- _TO DO_
Each record is to be transcribed exactly.

-- Start of ROWS --

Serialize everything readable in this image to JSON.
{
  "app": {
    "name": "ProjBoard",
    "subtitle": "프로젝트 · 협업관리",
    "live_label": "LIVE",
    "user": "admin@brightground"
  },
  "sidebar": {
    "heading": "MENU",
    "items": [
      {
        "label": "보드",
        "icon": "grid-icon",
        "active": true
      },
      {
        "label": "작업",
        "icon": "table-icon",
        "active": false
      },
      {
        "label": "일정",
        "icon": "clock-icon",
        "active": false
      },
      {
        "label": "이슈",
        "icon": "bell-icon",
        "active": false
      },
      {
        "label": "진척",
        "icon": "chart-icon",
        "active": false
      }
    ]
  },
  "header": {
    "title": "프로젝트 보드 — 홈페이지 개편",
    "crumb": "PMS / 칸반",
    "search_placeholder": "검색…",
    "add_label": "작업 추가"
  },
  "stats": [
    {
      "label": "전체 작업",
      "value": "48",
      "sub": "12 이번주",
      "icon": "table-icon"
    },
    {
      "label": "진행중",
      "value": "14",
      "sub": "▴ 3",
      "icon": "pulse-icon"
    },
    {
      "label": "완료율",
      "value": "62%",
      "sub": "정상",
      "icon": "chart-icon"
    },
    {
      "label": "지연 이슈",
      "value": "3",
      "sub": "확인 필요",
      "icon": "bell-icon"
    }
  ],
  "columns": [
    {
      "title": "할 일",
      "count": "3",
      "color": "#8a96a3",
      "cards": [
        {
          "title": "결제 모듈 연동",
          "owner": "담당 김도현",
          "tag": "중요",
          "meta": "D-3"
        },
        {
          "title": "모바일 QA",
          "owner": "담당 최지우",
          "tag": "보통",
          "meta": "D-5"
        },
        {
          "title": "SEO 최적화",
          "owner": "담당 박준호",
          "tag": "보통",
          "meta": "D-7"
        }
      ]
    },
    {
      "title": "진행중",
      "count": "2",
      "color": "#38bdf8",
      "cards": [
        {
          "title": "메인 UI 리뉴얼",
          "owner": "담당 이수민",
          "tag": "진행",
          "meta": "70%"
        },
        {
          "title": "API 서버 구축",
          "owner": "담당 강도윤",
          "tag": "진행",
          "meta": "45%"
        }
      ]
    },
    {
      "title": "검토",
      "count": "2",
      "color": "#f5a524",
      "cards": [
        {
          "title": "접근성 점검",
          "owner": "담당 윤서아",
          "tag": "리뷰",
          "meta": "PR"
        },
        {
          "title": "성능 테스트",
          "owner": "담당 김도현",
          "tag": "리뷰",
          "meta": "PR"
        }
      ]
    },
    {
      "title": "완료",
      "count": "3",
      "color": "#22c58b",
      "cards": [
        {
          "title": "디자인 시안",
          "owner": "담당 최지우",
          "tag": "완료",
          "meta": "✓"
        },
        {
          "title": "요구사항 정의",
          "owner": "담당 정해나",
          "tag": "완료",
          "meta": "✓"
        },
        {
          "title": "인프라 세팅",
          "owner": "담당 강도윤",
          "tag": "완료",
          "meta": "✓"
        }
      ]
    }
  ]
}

-- End of ROWS --

- _SOLUTION_
Serialize everything readable in this image to JSON.
{
  "app": {
    "name": "ProjBoard",
    "subtitle": "프로젝트 · 협업관리",
    "live_label": "LIVE",
    "user": "admin@brightground"
  },
  "sidebar": {
    "heading": "MENU",
    "items": [
      {
        "label": "보드",
        "icon": "grid-icon",
        "active": true
      },
      {
        "label": "작업",
        "icon": "table-icon",
        "active": false
      },
      {
        "label": "일정",
        "icon": "clock-icon",
        "active": false
      },
      {
        "label": "이슈",
        "icon": "bell-icon",
        "active": false
      },
      {
        "label": "진척",
        "icon": "chart-icon",
        "active": false
      }
    ]
  },
  "header": {
    "title": "프로젝트 보드 — 홈페이지 개편",
    "crumb": "PMS / 칸반",
    "search_placeholder": "검색…",
    "add_label": "작업 추가"
  },
  "stats": [
    {
      "label": "전체 작업",
      "value": "48",
      "sub": "12 이번주",
      "icon": "table-icon"
    },
    {
      "label": "진행중",
      "value": "14",
      "sub": "▴ 3",
      "icon": "pulse-icon"
    },
    {
      "label": "완료율",
      "value": "62%",
      "sub": "정상",
      "icon": "chart-icon"
    },
    {
      "label": "지연 이슈",
      "value": "3",
      "sub": "확인 필요",
      "icon": "bell-icon"
    }
  ],
  "columns": [
    {
      "title": "할 일",
      "count": "3",
      "color": "#8a96a3",
      "cards": [
        {
          "title": "결제 모듈 연동",
          "owner": "담당 김도현",
          "tag": "중요",
          "meta": "D-3"
        },
        {
          "title": "모바일 QA",
          "owner": "담당 최지우",
          "tag": "보통",
          "meta": "D-5"
        },
        {
          "title": "SEO 최적화",
          "owner": "담당 박준호",
          "tag": "보통",
          "meta": "D-7"
        }
      ]
    },
    {
      "title": "진행중",
      "count": "2",
      "color": "#38bdf8",
      "cards": [
        {
          "title": "메인 UI 리뉴얼",
          "owner": "담당 이수민",
          "tag": "진행",
          "meta": "70%"
        },
        {
          "title": "API 서버 구축",
          "owner": "담당 강도윤",
          "tag": "진행",
          "meta": "45%"
        }
      ]
    },
    {
      "title": "검토",
      "count": "2",
      "color": "#f5a524",
      "cards": [
        {
          "title": "접근성 점검",
          "owner": "담당 윤서아",
          "tag": "리뷰",
          "meta": "PR"
        },
        {
          "title": "성능 테스트",
          "owner": "담당 김도현",
          "tag": "리뷰",
          "meta": "PR"
        }
      ]
    },
    {
      "title": "완료",
      "count": "3",
      "color": "#22c58b",
      "cards": [
        {
          "title": "디자인 시안",
          "owner": "담당 최지우",
          "tag": "완료",
          "meta": "✓"
        },
        {
          "title": "요구사항 정의",
          "owner": "담당 정해나",
          "tag": "완료",
          "meta": "✓"
        },
        {
          "title": "인프라 세팅",
          "owner": "담당 강도윤",
          "tag": "완료",
          "meta": "✓"
        }
      ]
    }
  ]
}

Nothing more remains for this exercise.